- [Exercise task]
Copy each line of the data below exactly, leaving out pictures.

- [Data section]

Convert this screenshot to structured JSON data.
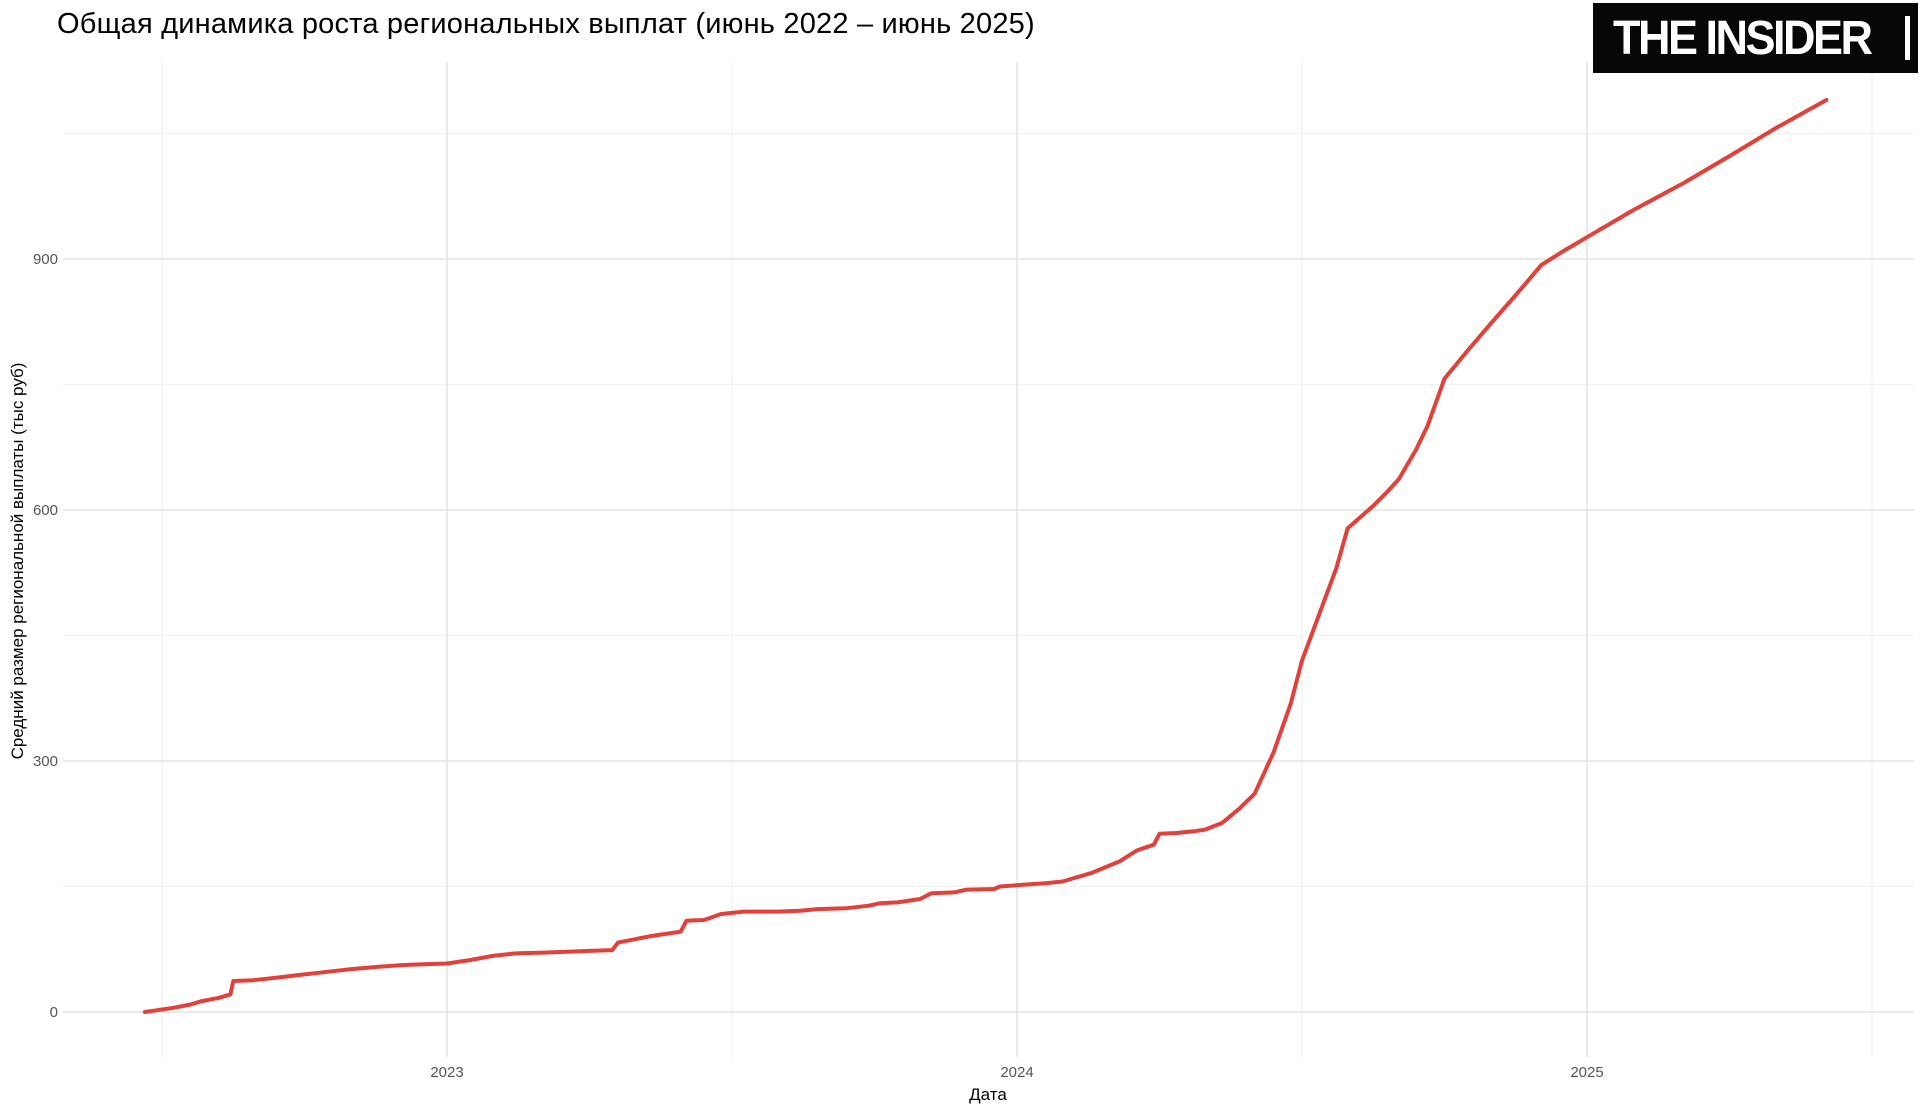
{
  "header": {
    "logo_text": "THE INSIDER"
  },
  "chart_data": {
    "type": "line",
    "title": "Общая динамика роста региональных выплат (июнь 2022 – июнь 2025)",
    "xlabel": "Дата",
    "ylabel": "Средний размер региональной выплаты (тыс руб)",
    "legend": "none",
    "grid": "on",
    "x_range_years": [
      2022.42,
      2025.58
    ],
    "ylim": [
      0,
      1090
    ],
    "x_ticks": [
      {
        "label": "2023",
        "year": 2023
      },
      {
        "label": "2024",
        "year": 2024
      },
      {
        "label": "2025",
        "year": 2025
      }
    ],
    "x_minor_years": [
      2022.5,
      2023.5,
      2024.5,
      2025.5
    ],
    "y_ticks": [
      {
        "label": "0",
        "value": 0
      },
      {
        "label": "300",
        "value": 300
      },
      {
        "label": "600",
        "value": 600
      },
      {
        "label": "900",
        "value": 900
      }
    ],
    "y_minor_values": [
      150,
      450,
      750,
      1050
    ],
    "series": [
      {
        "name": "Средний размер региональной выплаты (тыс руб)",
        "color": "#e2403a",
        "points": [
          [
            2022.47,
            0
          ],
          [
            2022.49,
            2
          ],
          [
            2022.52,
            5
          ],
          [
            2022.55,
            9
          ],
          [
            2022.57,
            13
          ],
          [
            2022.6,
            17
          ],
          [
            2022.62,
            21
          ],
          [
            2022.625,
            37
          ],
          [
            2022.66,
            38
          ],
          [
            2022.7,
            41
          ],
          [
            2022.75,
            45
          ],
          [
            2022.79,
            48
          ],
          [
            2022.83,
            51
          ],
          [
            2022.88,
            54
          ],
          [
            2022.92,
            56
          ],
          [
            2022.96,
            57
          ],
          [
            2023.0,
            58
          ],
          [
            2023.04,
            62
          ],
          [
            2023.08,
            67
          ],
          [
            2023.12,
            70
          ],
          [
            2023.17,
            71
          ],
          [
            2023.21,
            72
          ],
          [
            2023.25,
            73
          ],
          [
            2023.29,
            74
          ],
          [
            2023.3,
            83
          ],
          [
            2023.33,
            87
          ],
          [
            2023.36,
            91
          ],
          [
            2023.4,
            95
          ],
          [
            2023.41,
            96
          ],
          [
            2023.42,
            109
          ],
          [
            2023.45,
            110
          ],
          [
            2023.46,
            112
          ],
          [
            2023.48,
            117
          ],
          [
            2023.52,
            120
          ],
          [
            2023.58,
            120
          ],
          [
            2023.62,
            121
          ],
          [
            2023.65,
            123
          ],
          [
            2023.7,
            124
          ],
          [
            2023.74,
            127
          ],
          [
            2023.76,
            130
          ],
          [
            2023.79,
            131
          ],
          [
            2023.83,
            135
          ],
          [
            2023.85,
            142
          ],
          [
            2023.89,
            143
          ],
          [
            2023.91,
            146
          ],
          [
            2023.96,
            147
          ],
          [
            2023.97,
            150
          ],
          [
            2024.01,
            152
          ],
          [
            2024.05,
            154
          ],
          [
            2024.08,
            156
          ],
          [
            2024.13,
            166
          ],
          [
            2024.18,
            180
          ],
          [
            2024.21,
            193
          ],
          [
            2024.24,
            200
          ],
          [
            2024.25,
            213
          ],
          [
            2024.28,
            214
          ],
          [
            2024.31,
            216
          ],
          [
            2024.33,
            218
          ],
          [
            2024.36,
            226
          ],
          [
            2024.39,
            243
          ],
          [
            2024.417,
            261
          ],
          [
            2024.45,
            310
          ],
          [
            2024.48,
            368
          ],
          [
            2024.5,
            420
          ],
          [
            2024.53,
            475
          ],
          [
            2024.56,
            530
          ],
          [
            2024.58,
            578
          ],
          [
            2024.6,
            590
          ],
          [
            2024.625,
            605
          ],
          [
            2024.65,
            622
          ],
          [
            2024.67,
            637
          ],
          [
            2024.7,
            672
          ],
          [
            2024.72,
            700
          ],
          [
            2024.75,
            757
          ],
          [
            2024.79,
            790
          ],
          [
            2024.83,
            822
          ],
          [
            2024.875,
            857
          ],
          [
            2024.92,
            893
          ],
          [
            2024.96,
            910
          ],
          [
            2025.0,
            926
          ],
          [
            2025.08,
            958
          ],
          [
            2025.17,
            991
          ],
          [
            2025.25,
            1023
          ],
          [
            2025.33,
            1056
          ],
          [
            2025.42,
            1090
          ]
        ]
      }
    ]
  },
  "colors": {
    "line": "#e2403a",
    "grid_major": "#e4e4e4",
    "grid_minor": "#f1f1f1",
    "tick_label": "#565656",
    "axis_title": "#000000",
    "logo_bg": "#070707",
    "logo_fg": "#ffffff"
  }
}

- [Reply]
Convert this screenshot to structured JSON data.
{
  "header": {
    "logo_text": "THE INSIDER"
  },
  "chart_data": {
    "type": "line",
    "title": "Общая динамика роста региональных выплат (июнь 2022 – июнь 2025)",
    "xlabel": "Дата",
    "ylabel": "Средний размер региональной выплаты (тыс руб)",
    "legend": "none",
    "grid": "on",
    "x_range_years": [
      2022.42,
      2025.58
    ],
    "ylim": [
      0,
      1090
    ],
    "x_ticks": [
      {
        "label": "2023",
        "year": 2023
      },
      {
        "label": "2024",
        "year": 2024
      },
      {
        "label": "2025",
        "year": 2025
      }
    ],
    "x_minor_years": [
      2022.5,
      2023.5,
      2024.5,
      2025.5
    ],
    "y_ticks": [
      {
        "label": "0",
        "value": 0
      },
      {
        "label": "300",
        "value": 300
      },
      {
        "label": "600",
        "value": 600
      },
      {
        "label": "900",
        "value": 900
      }
    ],
    "y_minor_values": [
      150,
      450,
      750,
      1050
    ],
    "series": [
      {
        "name": "Средний размер региональной выплаты (тыс руб)",
        "color": "#e2403a",
        "points": [
          [
            2022.47,
            0
          ],
          [
            2022.49,
            2
          ],
          [
            2022.52,
            5
          ],
          [
            2022.55,
            9
          ],
          [
            2022.57,
            13
          ],
          [
            2022.6,
            17
          ],
          [
            2022.62,
            21
          ],
          [
            2022.625,
            37
          ],
          [
            2022.66,
            38
          ],
          [
            2022.7,
            41
          ],
          [
            2022.75,
            45
          ],
          [
            2022.79,
            48
          ],
          [
            2022.83,
            51
          ],
          [
            2022.88,
            54
          ],
          [
            2022.92,
            56
          ],
          [
            2022.96,
            57
          ],
          [
            2023.0,
            58
          ],
          [
            2023.04,
            62
          ],
          [
            2023.08,
            67
          ],
          [
            2023.12,
            70
          ],
          [
            2023.17,
            71
          ],
          [
            2023.21,
            72
          ],
          [
            2023.25,
            73
          ],
          [
            2023.29,
            74
          ],
          [
            2023.3,
            83
          ],
          [
            2023.33,
            87
          ],
          [
            2023.36,
            91
          ],
          [
            2023.4,
            95
          ],
          [
            2023.41,
            96
          ],
          [
            2023.42,
            109
          ],
          [
            2023.45,
            110
          ],
          [
            2023.46,
            112
          ],
          [
            2023.48,
            117
          ],
          [
            2023.52,
            120
          ],
          [
            2023.58,
            120
          ],
          [
            2023.62,
            121
          ],
          [
            2023.65,
            123
          ],
          [
            2023.7,
            124
          ],
          [
            2023.74,
            127
          ],
          [
            2023.76,
            130
          ],
          [
            2023.79,
            131
          ],
          [
            2023.83,
            135
          ],
          [
            2023.85,
            142
          ],
          [
            2023.89,
            143
          ],
          [
            2023.91,
            146
          ],
          [
            2023.96,
            147
          ],
          [
            2023.97,
            150
          ],
          [
            2024.01,
            152
          ],
          [
            2024.05,
            154
          ],
          [
            2024.08,
            156
          ],
          [
            2024.13,
            166
          ],
          [
            2024.18,
            180
          ],
          [
            2024.21,
            193
          ],
          [
            2024.24,
            200
          ],
          [
            2024.25,
            213
          ],
          [
            2024.28,
            214
          ],
          [
            2024.31,
            216
          ],
          [
            2024.33,
            218
          ],
          [
            2024.36,
            226
          ],
          [
            2024.39,
            243
          ],
          [
            2024.417,
            261
          ],
          [
            2024.45,
            310
          ],
          [
            2024.48,
            368
          ],
          [
            2024.5,
            420
          ],
          [
            2024.53,
            475
          ],
          [
            2024.56,
            530
          ],
          [
            2024.58,
            578
          ],
          [
            2024.6,
            590
          ],
          [
            2024.625,
            605
          ],
          [
            2024.65,
            622
          ],
          [
            2024.67,
            637
          ],
          [
            2024.7,
            672
          ],
          [
            2024.72,
            700
          ],
          [
            2024.75,
            757
          ],
          [
            2024.79,
            790
          ],
          [
            2024.83,
            822
          ],
          [
            2024.875,
            857
          ],
          [
            2024.92,
            893
          ],
          [
            2024.96,
            910
          ],
          [
            2025.0,
            926
          ],
          [
            2025.08,
            958
          ],
          [
            2025.17,
            991
          ],
          [
            2025.25,
            1023
          ],
          [
            2025.33,
            1056
          ],
          [
            2025.42,
            1090
          ]
        ]
      }
    ]
  },
  "colors": {
    "line": "#e2403a",
    "grid_major": "#e4e4e4",
    "grid_minor": "#f1f1f1",
    "tick_label": "#565656",
    "axis_title": "#000000",
    "logo_bg": "#070707",
    "logo_fg": "#ffffff"
  }
}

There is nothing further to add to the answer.